------ Given information
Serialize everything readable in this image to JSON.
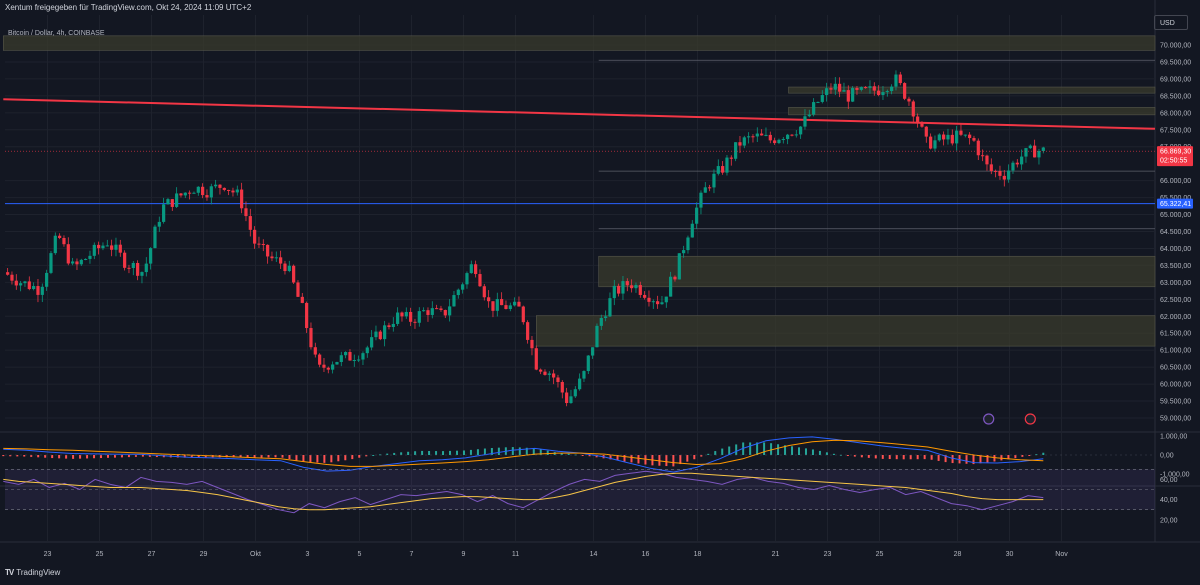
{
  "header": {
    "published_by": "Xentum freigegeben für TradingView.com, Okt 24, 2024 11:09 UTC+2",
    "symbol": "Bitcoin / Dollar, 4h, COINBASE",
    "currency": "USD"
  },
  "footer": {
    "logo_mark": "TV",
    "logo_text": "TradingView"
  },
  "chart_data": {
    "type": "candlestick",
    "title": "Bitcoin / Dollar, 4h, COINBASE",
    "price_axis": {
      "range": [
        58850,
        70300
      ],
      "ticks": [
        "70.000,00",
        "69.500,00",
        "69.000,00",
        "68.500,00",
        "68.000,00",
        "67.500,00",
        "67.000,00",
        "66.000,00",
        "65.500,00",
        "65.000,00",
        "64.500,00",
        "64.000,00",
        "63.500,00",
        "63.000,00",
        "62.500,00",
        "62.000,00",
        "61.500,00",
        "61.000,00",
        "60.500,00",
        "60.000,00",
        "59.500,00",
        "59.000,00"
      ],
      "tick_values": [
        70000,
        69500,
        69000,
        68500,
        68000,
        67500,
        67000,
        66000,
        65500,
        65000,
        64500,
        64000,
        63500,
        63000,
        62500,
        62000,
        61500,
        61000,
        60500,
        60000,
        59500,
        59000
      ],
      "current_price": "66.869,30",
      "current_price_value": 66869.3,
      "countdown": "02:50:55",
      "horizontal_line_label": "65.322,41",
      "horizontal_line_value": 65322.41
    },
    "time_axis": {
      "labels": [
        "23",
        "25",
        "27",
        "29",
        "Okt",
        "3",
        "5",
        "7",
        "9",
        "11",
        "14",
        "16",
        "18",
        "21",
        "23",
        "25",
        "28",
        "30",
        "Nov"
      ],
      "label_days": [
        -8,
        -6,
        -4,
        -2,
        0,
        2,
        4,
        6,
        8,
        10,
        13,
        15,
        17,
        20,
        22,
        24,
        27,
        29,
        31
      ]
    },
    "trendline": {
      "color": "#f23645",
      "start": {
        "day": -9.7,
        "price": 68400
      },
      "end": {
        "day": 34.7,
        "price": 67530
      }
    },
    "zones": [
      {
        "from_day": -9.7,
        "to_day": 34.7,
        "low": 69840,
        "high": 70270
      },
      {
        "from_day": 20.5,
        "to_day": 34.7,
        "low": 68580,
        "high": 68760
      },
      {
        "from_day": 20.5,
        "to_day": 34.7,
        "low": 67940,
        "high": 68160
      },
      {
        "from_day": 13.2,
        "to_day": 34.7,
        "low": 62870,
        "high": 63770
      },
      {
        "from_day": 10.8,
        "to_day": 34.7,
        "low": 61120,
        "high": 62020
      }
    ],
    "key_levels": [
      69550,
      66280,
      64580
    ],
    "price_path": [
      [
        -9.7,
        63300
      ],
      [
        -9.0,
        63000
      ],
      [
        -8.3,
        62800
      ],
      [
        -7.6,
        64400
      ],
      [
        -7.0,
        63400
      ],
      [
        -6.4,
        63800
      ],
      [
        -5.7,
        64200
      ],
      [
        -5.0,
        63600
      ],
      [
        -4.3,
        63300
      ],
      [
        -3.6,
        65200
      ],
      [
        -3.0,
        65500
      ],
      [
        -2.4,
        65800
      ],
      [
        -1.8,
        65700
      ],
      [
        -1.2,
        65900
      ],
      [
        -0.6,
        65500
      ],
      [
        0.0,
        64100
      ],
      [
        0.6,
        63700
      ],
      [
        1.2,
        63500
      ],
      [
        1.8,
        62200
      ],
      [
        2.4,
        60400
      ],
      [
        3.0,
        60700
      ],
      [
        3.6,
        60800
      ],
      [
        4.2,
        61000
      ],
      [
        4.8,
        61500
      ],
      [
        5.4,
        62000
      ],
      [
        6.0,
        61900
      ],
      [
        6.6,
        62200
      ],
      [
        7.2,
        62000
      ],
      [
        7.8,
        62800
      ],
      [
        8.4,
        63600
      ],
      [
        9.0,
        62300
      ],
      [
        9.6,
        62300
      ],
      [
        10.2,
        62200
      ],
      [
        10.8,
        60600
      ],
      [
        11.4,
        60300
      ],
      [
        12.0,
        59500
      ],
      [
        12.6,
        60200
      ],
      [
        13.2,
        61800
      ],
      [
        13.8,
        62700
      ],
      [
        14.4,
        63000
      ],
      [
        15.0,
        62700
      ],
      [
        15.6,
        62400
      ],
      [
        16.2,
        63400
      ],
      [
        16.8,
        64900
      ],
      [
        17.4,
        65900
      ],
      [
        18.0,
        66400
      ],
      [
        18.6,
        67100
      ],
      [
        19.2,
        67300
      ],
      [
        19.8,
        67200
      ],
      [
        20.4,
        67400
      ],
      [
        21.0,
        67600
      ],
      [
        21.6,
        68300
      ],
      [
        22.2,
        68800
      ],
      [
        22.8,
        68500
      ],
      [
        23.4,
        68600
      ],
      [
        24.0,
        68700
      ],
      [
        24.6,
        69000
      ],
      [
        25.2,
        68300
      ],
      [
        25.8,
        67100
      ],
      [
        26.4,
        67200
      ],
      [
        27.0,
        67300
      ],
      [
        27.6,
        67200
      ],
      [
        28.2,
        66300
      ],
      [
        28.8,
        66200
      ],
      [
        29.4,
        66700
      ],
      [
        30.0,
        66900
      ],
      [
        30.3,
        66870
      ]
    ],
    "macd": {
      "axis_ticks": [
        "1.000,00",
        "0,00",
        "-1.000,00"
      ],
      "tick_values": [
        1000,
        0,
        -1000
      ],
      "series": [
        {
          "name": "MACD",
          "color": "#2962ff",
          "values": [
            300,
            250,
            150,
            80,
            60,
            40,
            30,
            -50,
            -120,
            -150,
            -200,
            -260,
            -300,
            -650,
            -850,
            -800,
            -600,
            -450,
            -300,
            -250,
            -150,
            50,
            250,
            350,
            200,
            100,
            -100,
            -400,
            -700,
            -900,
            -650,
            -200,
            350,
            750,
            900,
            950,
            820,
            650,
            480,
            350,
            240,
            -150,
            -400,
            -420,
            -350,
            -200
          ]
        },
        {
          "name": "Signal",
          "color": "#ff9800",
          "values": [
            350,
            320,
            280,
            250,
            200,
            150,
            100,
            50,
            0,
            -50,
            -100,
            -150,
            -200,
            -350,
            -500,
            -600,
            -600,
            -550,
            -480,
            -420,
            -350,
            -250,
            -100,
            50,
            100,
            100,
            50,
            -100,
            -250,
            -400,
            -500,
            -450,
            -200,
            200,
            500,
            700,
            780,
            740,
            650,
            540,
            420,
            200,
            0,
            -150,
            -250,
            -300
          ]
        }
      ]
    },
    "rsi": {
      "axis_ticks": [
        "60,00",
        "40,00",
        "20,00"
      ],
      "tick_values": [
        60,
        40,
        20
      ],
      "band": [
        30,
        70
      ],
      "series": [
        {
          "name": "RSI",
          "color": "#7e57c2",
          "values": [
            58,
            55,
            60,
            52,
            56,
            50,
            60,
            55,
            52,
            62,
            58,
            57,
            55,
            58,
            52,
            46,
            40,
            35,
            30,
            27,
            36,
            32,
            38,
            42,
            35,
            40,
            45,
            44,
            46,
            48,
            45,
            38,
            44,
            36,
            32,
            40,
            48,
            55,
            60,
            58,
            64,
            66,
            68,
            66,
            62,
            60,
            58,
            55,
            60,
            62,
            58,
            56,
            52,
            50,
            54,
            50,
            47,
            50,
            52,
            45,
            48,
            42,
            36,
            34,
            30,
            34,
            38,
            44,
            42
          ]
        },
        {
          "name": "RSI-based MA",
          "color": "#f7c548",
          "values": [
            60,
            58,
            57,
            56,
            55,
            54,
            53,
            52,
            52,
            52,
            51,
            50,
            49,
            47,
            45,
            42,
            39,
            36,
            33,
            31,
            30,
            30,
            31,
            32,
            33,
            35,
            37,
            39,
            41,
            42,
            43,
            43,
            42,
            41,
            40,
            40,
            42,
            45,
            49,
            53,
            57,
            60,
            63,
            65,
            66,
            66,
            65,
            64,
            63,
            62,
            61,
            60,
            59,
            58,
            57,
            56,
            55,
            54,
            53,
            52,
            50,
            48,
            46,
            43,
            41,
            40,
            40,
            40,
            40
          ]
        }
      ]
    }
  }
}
------------
### Aim
Pull every line containing the word "Dollar" out of the material and copy it.

### Written response
    "symbol": "Bitcoin / Dollar, 4h, COINBASE",
    "title": "Bitcoin / Dollar, 4h, COINBASE",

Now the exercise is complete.